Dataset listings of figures
- - - - - - -

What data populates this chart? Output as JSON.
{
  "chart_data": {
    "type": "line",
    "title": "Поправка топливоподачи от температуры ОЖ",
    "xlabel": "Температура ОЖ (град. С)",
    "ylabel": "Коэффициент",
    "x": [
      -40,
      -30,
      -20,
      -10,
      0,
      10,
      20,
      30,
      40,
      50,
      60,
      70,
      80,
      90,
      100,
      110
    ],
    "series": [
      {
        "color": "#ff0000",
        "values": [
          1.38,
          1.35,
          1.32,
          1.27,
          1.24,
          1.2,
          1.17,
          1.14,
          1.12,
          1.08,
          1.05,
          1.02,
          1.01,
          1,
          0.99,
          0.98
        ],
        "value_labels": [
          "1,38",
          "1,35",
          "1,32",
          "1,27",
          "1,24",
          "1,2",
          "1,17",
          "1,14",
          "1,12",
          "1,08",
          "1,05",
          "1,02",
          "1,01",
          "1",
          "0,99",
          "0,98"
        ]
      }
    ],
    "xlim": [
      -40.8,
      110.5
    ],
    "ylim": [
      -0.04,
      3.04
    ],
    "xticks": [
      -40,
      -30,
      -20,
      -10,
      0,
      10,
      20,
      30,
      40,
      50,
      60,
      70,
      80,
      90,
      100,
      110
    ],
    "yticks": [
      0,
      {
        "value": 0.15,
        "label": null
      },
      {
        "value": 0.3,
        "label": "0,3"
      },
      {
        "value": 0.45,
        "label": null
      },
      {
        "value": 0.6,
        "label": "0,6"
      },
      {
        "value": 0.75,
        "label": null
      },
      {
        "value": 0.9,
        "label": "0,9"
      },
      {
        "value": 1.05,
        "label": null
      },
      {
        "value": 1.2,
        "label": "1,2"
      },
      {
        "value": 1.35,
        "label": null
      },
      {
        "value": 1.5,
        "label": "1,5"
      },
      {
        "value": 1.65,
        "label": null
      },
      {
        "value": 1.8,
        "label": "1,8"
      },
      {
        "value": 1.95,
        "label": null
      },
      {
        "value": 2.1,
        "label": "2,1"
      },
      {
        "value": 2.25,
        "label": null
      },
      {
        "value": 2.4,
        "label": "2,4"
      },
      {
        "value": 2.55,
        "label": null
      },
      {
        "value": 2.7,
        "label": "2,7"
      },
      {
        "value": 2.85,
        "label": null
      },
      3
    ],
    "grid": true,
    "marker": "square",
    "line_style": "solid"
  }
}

- - - - - - -

_Task:_
Set down every line of the listing above again, exactly as given.

_The result:_
What data populates this chart? Output as JSON.
{
  "chart_data": {
    "type": "line",
    "title": "Поправка топливоподачи от температуры ОЖ",
    "xlabel": "Температура ОЖ (град. С)",
    "ylabel": "Коэффициент",
    "x": [
      -40,
      -30,
      -20,
      -10,
      0,
      10,
      20,
      30,
      40,
      50,
      60,
      70,
      80,
      90,
      100,
      110
    ],
    "series": [
      {
        "color": "#ff0000",
        "values": [
          1.38,
          1.35,
          1.32,
          1.27,
          1.24,
          1.2,
          1.17,
          1.14,
          1.12,
          1.08,
          1.05,
          1.02,
          1.01,
          1,
          0.99,
          0.98
        ],
        "value_labels": [
          "1,38",
          "1,35",
          "1,32",
          "1,27",
          "1,24",
          "1,2",
          "1,17",
          "1,14",
          "1,12",
          "1,08",
          "1,05",
          "1,02",
          "1,01",
          "1",
          "0,99",
          "0,98"
        ]
      }
    ],
    "xlim": [
      -40.8,
      110.5
    ],
    "ylim": [
      -0.04,
      3.04
    ],
    "xticks": [
      -40,
      -30,
      -20,
      -10,
      0,
      10,
      20,
      30,
      40,
      50,
      60,
      70,
      80,
      90,
      100,
      110
    ],
    "yticks": [
      0,
      {
        "value": 0.15,
        "label": null
      },
      {
        "value": 0.3,
        "label": "0,3"
      },
      {
        "value": 0.45,
        "label": null
      },
      {
        "value": 0.6,
        "label": "0,6"
      },
      {
        "value": 0.75,
        "label": null
      },
      {
        "value": 0.9,
        "label": "0,9"
      },
      {
        "value": 1.05,
        "label": null
      },
      {
        "value": 1.2,
        "label": "1,2"
      },
      {
        "value": 1.35,
        "label": null
      },
      {
        "value": 1.5,
        "label": "1,5"
      },
      {
        "value": 1.65,
        "label": null
      },
      {
        "value": 1.8,
        "label": "1,8"
      },
      {
        "value": 1.95,
        "label": null
      },
      {
        "value": 2.1,
        "label": "2,1"
      },
      {
        "value": 2.25,
        "label": null
      },
      {
        "value": 2.4,
        "label": "2,4"
      },
      {
        "value": 2.55,
        "label": null
      },
      {
        "value": 2.7,
        "label": "2,7"
      },
      {
        "value": 2.85,
        "label": null
      },
      3
    ],
    "grid": true,
    "marker": "square",
    "line_style": "solid"
  }
}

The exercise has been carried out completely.